**Given task**: Copy out the data below verbatim.

(begin)

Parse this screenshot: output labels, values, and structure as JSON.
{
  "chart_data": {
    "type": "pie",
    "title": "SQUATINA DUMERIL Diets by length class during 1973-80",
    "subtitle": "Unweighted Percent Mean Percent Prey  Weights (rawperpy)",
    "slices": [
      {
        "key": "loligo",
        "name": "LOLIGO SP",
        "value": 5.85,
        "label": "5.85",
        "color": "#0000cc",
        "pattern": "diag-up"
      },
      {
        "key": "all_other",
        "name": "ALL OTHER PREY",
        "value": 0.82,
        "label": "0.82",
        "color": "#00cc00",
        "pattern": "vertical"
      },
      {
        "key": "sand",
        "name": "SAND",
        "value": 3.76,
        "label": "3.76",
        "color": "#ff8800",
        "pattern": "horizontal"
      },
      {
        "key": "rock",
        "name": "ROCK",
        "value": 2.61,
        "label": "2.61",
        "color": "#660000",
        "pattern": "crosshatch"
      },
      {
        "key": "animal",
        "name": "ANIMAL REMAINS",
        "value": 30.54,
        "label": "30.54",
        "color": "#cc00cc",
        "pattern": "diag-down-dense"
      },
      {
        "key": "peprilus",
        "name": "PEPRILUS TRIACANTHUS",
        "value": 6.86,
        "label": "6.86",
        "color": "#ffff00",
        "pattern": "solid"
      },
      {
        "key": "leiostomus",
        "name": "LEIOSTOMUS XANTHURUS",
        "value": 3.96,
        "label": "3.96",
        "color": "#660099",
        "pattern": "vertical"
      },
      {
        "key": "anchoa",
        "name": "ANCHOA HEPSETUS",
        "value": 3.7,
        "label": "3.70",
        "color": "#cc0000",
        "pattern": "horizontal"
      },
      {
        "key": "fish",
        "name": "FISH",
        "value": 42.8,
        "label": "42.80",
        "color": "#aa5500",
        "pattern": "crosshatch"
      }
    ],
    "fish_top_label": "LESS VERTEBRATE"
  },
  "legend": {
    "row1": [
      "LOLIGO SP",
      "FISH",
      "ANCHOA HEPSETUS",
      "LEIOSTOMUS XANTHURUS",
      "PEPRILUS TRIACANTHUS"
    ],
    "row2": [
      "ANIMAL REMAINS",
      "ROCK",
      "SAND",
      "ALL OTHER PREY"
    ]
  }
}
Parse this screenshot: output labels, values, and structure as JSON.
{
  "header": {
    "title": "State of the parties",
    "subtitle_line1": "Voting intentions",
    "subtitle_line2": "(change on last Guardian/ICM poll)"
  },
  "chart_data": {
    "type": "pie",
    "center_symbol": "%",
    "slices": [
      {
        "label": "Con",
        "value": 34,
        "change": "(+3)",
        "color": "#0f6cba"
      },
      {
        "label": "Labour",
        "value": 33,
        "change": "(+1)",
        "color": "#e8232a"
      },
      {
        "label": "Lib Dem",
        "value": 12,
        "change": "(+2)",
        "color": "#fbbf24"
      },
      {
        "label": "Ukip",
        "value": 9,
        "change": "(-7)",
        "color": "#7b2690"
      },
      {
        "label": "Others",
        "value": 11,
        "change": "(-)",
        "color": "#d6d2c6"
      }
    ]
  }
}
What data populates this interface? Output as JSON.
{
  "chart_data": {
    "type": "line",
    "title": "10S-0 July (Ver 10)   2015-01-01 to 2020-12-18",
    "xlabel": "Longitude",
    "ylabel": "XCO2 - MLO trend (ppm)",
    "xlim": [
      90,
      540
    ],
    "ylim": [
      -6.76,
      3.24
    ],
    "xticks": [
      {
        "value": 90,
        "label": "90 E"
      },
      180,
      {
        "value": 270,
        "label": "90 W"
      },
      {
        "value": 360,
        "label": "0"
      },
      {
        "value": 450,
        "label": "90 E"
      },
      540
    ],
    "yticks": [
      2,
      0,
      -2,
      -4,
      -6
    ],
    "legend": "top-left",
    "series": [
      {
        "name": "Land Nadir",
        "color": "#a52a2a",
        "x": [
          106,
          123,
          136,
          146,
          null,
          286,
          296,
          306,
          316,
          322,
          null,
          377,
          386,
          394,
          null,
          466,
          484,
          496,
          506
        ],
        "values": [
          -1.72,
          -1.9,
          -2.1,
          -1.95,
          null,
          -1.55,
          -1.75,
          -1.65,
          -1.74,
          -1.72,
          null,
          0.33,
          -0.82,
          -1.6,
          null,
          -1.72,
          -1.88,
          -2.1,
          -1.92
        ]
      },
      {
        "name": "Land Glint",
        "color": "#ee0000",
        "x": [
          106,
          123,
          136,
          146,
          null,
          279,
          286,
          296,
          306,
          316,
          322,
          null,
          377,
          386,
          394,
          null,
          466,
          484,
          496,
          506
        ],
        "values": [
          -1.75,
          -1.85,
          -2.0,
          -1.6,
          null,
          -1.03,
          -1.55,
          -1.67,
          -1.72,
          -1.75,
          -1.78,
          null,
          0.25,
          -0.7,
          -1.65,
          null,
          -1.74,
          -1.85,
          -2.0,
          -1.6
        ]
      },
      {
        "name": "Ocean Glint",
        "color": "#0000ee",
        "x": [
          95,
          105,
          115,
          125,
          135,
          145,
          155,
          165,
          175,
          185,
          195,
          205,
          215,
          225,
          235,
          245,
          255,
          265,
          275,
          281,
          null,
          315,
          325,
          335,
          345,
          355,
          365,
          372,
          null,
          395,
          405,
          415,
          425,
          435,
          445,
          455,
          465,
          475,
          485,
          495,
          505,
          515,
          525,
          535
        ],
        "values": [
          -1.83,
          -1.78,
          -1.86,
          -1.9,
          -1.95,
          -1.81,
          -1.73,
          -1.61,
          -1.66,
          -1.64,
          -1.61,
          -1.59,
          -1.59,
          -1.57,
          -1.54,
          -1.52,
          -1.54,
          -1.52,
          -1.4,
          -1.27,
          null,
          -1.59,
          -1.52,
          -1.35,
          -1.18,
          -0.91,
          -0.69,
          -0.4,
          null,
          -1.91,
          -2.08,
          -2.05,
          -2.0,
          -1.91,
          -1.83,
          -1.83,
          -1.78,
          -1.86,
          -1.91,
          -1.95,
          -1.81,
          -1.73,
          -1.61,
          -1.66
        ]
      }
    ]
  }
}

(end)

**Task answer**:
Parse this screenshot: output labels, values, and structure as JSON.
{
  "chart_data": {
    "type": "pie",
    "title": "SQUATINA DUMERIL Diets by length class during 1973-80",
    "subtitle": "Unweighted Percent Mean Percent Prey  Weights (rawperpy)",
    "slices": [
      {
        "key": "loligo",
        "name": "LOLIGO SP",
        "value": 5.85,
        "label": "5.85",
        "color": "#0000cc",
        "pattern": "diag-up"
      },
      {
        "key": "all_other",
        "name": "ALL OTHER PREY",
        "value": 0.82,
        "label": "0.82",
        "color": "#00cc00",
        "pattern": "vertical"
      },
      {
        "key": "sand",
        "name": "SAND",
        "value": 3.76,
        "label": "3.76",
        "color": "#ff8800",
        "pattern": "horizontal"
      },
      {
        "key": "rock",
        "name": "ROCK",
        "value": 2.61,
        "label": "2.61",
        "color": "#660000",
        "pattern": "crosshatch"
      },
      {
        "key": "animal",
        "name": "ANIMAL REMAINS",
        "value": 30.54,
        "label": "30.54",
        "color": "#cc00cc",
        "pattern": "diag-down-dense"
      },
      {
        "key": "peprilus",
        "name": "PEPRILUS TRIACANTHUS",
        "value": 6.86,
        "label": "6.86",
        "color": "#ffff00",
        "pattern": "solid"
      },
      {
        "key": "leiostomus",
        "name": "LEIOSTOMUS XANTHURUS",
        "value": 3.96,
        "label": "3.96",
        "color": "#660099",
        "pattern": "vertical"
      },
      {
        "key": "anchoa",
        "name": "ANCHOA HEPSETUS",
        "value": 3.7,
        "label": "3.70",
        "color": "#cc0000",
        "pattern": "horizontal"
      },
      {
        "key": "fish",
        "name": "FISH",
        "value": 42.8,
        "label": "42.80",
        "color": "#aa5500",
        "pattern": "crosshatch"
      }
    ],
    "fish_top_label": "LESS VERTEBRATE"
  },
  "legend": {
    "row1": [
      "LOLIGO SP",
      "FISH",
      "ANCHOA HEPSETUS",
      "LEIOSTOMUS XANTHURUS",
      "PEPRILUS TRIACANTHUS"
    ],
    "row2": [
      "ANIMAL REMAINS",
      "ROCK",
      "SAND",
      "ALL OTHER PREY"
    ]
  }
}
Parse this screenshot: output labels, values, and structure as JSON.
{
  "header": {
    "title": "State of the parties",
    "subtitle_line1": "Voting intentions",
    "subtitle_line2": "(change on last Guardian/ICM poll)"
  },
  "chart_data": {
    "type": "pie",
    "center_symbol": "%",
    "slices": [
      {
        "label": "Con",
        "value": 34,
        "change": "(+3)",
        "color": "#0f6cba"
      },
      {
        "label": "Labour",
        "value": 33,
        "change": "(+1)",
        "color": "#e8232a"
      },
      {
        "label": "Lib Dem",
        "value": 12,
        "change": "(+2)",
        "color": "#fbbf24"
      },
      {
        "label": "Ukip",
        "value": 9,
        "change": "(-7)",
        "color": "#7b2690"
      },
      {
        "label": "Others",
        "value": 11,
        "change": "(-)",
        "color": "#d6d2c6"
      }
    ]
  }
}
What data populates this interface? Output as JSON.
{
  "chart_data": {
    "type": "line",
    "title": "10S-0 July (Ver 10)   2015-01-01 to 2020-12-18",
    "xlabel": "Longitude",
    "ylabel": "XCO2 - MLO trend (ppm)",
    "xlim": [
      90,
      540
    ],
    "ylim": [
      -6.76,
      3.24
    ],
    "xticks": [
      {
        "value": 90,
        "label": "90 E"
      },
      180,
      {
        "value": 270,
        "label": "90 W"
      },
      {
        "value": 360,
        "label": "0"
      },
      {
        "value": 450,
        "label": "90 E"
      },
      540
    ],
    "yticks": [
      2,
      0,
      -2,
      -4,
      -6
    ],
    "legend": "top-left",
    "series": [
      {
        "name": "Land Nadir",
        "color": "#a52a2a",
        "x": [
          106,
          123,
          136,
          146,
          null,
          286,
          296,
          306,
          316,
          322,
          null,
          377,
          386,
          394,
          null,
          466,
          484,
          496,
          506
        ],
        "values": [
          -1.72,
          -1.9,
          -2.1,
          -1.95,
          null,
          -1.55,
          -1.75,
          -1.65,
          -1.74,
          -1.72,
          null,
          0.33,
          -0.82,
          -1.6,
          null,
          -1.72,
          -1.88,
          -2.1,
          -1.92
        ]
      },
      {
        "name": "Land Glint",
        "color": "#ee0000",
        "x": [
          106,
          123,
          136,
          146,
          null,
          279,
          286,
          296,
          306,
          316,
          322,
          null,
          377,
          386,
          394,
          null,
          466,
          484,
          496,
          506
        ],
        "values": [
          -1.75,
          -1.85,
          -2.0,
          -1.6,
          null,
          -1.03,
          -1.55,
          -1.67,
          -1.72,
          -1.75,
          -1.78,
          null,
          0.25,
          -0.7,
          -1.65,
          null,
          -1.74,
          -1.85,
          -2.0,
          -1.6
        ]
      },
      {
        "name": "Ocean Glint",
        "color": "#0000ee",
        "x": [
          95,
          105,
          115,
          125,
          135,
          145,
          155,
          165,
          175,
          185,
          195,
          205,
          215,
          225,
          235,
          245,
          255,
          265,
          275,
          281,
          null,
          315,
          325,
          335,
          345,
          355,
          365,
          372,
          null,
          395,
          405,
          415,
          425,
          435,
          445,
          455,
          465,
          475,
          485,
          495,
          505,
          515,
          525,
          535
        ],
        "values": [
          -1.83,
          -1.78,
          -1.86,
          -1.9,
          -1.95,
          -1.81,
          -1.73,
          -1.61,
          -1.66,
          -1.64,
          -1.61,
          -1.59,
          -1.59,
          -1.57,
          -1.54,
          -1.52,
          -1.54,
          -1.52,
          -1.4,
          -1.27,
          null,
          -1.59,
          -1.52,
          -1.35,
          -1.18,
          -0.91,
          -0.69,
          -0.4,
          null,
          -1.91,
          -2.08,
          -2.05,
          -2.0,
          -1.91,
          -1.83,
          -1.83,
          -1.78,
          -1.86,
          -1.91,
          -1.95,
          -1.81,
          -1.73,
          -1.61,
          -1.66
        ]
      }
    ]
  }
}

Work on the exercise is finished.